### Given task:
Locate all lines with the word "мұғалім" and copy them out.

[start of Information supplied]

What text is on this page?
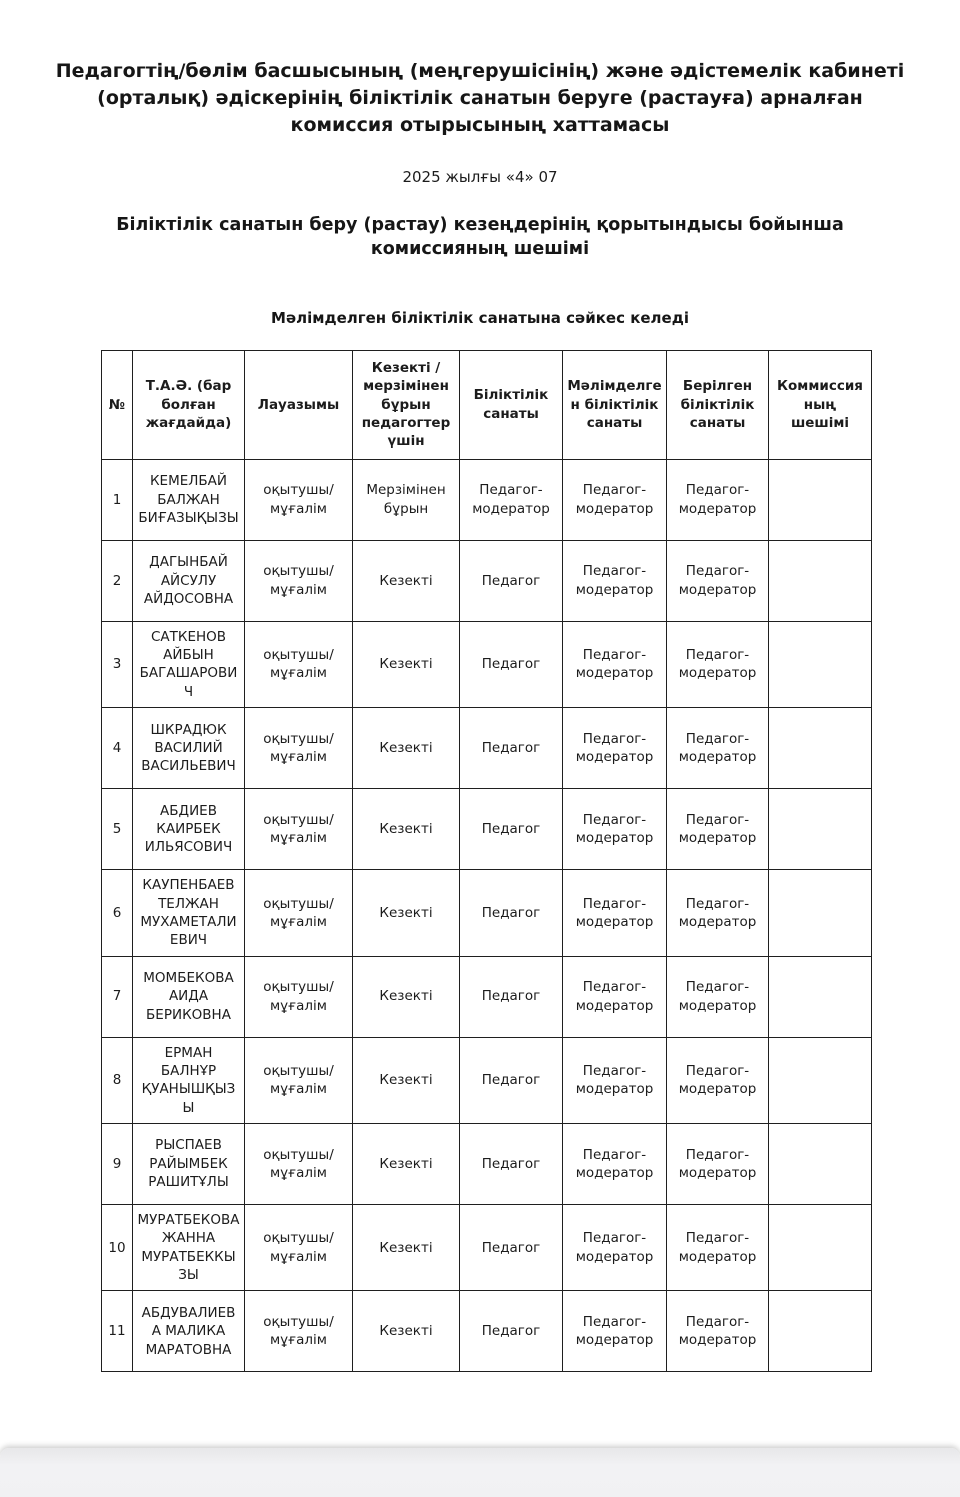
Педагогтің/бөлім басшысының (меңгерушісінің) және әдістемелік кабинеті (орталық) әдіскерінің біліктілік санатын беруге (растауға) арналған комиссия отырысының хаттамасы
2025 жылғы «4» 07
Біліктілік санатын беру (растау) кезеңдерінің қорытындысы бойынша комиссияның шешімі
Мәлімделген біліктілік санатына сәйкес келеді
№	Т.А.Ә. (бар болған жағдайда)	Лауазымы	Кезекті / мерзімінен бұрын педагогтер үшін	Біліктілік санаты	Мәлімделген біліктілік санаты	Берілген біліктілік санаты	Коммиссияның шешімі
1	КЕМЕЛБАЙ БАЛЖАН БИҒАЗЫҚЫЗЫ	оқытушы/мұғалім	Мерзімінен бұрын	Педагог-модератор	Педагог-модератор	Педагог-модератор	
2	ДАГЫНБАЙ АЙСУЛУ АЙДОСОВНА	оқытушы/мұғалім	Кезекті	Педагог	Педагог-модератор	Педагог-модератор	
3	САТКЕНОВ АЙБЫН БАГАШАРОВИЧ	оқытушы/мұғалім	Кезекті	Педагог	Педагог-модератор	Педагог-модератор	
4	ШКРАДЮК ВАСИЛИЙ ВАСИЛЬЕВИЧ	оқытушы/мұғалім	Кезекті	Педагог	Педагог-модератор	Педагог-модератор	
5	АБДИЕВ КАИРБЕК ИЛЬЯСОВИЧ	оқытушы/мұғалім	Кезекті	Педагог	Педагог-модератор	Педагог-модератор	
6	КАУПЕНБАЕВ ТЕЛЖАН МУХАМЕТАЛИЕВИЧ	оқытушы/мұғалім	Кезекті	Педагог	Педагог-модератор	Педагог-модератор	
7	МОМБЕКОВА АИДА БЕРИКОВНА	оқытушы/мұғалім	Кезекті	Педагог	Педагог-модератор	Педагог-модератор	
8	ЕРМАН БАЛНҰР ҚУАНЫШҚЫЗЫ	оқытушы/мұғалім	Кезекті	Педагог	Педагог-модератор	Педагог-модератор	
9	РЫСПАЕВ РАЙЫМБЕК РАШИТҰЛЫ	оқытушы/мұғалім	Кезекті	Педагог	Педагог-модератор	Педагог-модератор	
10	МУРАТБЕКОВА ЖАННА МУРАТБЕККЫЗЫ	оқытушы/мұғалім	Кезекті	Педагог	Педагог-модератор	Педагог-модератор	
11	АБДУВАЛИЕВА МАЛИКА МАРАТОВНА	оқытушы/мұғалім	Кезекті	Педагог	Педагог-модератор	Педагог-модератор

[end of Information supplied]

### Response to the exercise:
1	КЕМЕЛБАЙ БАЛЖАН БИҒАЗЫҚЫЗЫ	оқытушы/мұғалім	Мерзімінен бұрын	Педагог-модератор	Педагог-модератор	Педагог-модератор	
2	ДАГЫНБАЙ АЙСУЛУ АЙДОСОВНА	оқытушы/мұғалім	Кезекті	Педагог	Педагог-модератор	Педагог-модератор	
3	САТКЕНОВ АЙБЫН БАГАШАРОВИЧ	оқытушы/мұғалім	Кезекті	Педагог	Педагог-модератор	Педагог-модератор	
4	ШКРАДЮК ВАСИЛИЙ ВАСИЛЬЕВИЧ	оқытушы/мұғалім	Кезекті	Педагог	Педагог-модератор	Педагог-модератор	
5	АБДИЕВ КАИРБЕК ИЛЬЯСОВИЧ	оқытушы/мұғалім	Кезекті	Педагог	Педагог-модератор	Педагог-модератор	
6	КАУПЕНБАЕВ ТЕЛЖАН МУХАМЕТАЛИЕВИЧ	оқытушы/мұғалім	Кезекті	Педагог	Педагог-модератор	Педагог-модератор	
7	МОМБЕКОВА АИДА БЕРИКОВНА	оқытушы/мұғалім	Кезекті	Педагог	Педагог-модератор	Педагог-модератор	
8	ЕРМАН БАЛНҰР ҚУАНЫШҚЫЗЫ	оқытушы/мұғалім	Кезекті	Педагог	Педагог-модератор	Педагог-модератор	
9	РЫСПАЕВ РАЙЫМБЕК РАШИТҰЛЫ	оқытушы/мұғалім	Кезекті	Педагог	Педагог-модератор	Педагог-модератор	
10	МУРАТБЕКОВА ЖАННА МУРАТБЕККЫЗЫ	оқытушы/мұғалім	Кезекті	Педагог	Педагог-модератор	Педагог-модератор	
11	АБДУВАЛИЕВА МАЛИКА МАРАТОВНА	оқытушы/мұғалім	Кезекті	Педагог	Педагог-модератор	Педагог-модератор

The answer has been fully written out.